» **Given task**: Exactly reproduce each line of the listing that follows.

» **Provided records**:
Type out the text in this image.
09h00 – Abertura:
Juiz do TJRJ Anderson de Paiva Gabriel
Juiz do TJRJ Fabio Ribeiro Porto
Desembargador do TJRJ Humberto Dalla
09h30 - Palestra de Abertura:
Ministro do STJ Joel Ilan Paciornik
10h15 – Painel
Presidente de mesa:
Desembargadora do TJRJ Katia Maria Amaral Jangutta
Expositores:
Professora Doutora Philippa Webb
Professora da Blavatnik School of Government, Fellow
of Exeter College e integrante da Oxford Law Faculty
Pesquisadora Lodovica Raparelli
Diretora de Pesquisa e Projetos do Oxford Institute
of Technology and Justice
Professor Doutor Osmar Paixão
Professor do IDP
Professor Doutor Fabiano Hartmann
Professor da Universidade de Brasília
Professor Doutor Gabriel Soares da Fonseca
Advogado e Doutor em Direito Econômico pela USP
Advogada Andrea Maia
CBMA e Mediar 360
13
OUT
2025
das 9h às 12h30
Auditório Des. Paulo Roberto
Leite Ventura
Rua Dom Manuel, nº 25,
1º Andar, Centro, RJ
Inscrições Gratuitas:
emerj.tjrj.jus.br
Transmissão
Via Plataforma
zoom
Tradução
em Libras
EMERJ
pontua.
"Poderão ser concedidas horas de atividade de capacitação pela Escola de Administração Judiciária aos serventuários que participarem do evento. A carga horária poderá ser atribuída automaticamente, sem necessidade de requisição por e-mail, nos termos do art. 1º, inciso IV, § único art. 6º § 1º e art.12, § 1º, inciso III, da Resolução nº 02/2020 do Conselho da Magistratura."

» **Reply**:
Type out the text in this image.
09h00 – Abertura:
Juiz do TJRJ Anderson de Paiva Gabriel
Juiz do TJRJ Fabio Ribeiro Porto
Desembargador do TJRJ Humberto Dalla
09h30 - Palestra de Abertura:
Ministro do STJ Joel Ilan Paciornik
10h15 – Painel
Presidente de mesa:
Desembargadora do TJRJ Katia Maria Amaral Jangutta
Expositores:
Professora Doutora Philippa Webb
Professora da Blavatnik School of Government, Fellow
of Exeter College e integrante da Oxford Law Faculty
Pesquisadora Lodovica Raparelli
Diretora de Pesquisa e Projetos do Oxford Institute
of Technology and Justice
Professor Doutor Osmar Paixão
Professor do IDP
Professor Doutor Fabiano Hartmann
Professor da Universidade de Brasília
Professor Doutor Gabriel Soares da Fonseca
Advogado e Doutor em Direito Econômico pela USP
Advogada Andrea Maia
CBMA e Mediar 360
13
OUT
2025
das 9h às 12h30
Auditório Des. Paulo Roberto
Leite Ventura
Rua Dom Manuel, nº 25,
1º Andar, Centro, RJ
Inscrições Gratuitas:
emerj.tjrj.jus.br
Transmissão
Via Plataforma
zoom
Tradução
em Libras
EMERJ
pontua.
"Poderão ser concedidas horas de atividade de capacitação pela Escola de Administração Judiciária aos serventuários que participarem do evento. A carga horária poderá ser atribuída automaticamente, sem necessidade de requisição por e-mail, nos termos do art. 1º, inciso IV, § único art. 6º § 1º e art.12, § 1º, inciso III, da Resolução nº 02/2020 do Conselho da Magistratura."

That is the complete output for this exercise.